(Dataset entries)
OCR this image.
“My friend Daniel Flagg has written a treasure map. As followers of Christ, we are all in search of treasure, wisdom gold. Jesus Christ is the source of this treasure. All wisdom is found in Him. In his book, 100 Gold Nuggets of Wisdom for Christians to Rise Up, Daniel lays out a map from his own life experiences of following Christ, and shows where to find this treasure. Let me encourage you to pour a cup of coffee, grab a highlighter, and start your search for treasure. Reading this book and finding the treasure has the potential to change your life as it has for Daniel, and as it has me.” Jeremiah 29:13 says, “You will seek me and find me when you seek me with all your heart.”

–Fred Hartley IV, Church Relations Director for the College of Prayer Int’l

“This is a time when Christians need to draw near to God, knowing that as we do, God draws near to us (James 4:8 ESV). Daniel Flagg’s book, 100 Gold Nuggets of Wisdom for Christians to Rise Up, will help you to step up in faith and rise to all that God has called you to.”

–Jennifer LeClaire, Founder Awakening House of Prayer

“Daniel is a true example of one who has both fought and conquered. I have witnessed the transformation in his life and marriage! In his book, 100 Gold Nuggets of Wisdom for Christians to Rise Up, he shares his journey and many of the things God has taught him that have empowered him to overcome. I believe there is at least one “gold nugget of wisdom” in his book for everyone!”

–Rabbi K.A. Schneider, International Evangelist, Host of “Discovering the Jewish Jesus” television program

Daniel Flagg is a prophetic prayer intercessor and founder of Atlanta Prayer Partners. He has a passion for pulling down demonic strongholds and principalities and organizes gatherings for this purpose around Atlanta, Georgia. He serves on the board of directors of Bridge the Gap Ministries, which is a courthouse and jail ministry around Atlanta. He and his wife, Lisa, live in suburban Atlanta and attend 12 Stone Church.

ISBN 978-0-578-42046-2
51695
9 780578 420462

*JOB*: Return each entry from above without altering a single character.

*FINAL RESULT*:
OCR this image.
“My friend Daniel Flagg has written a treasure map. As followers of Christ, we are all in search of treasure, wisdom gold. Jesus Christ is the source of this treasure. All wisdom is found in Him. In his book, 100 Gold Nuggets of Wisdom for Christians to Rise Up, Daniel lays out a map from his own life experiences of following Christ, and shows where to find this treasure. Let me encourage you to pour a cup of coffee, grab a highlighter, and start your search for treasure. Reading this book and finding the treasure has the potential to change your life as it has for Daniel, and as it has me.” Jeremiah 29:13 says, “You will seek me and find me when you seek me with all your heart.”

–Fred Hartley IV, Church Relations Director for the College of Prayer Int’l

“This is a time when Christians need to draw near to God, knowing that as we do, God draws near to us (James 4:8 ESV). Daniel Flagg’s book, 100 Gold Nuggets of Wisdom for Christians to Rise Up, will help you to step up in faith and rise to all that God has called you to.”

–Jennifer LeClaire, Founder Awakening House of Prayer

“Daniel is a true example of one who has both fought and conquered. I have witnessed the transformation in his life and marriage! In his book, 100 Gold Nuggets of Wisdom for Christians to Rise Up, he shares his journey and many of the things God has taught him that have empowered him to overcome. I believe there is at least one “gold nugget of wisdom” in his book for everyone!”

–Rabbi K.A. Schneider, International Evangelist, Host of “Discovering the Jewish Jesus” television program

Daniel Flagg is a prophetic prayer intercessor and founder of Atlanta Prayer Partners. He has a passion for pulling down demonic strongholds and principalities and organizes gatherings for this purpose around Atlanta, Georgia. He serves on the board of directors of Bridge the Gap Ministries, which is a courthouse and jail ministry around Atlanta. He and his wife, Lisa, live in suburban Atlanta and attend 12 Stone Church.

ISBN 978-0-578-42046-2
51695
9 780578 420462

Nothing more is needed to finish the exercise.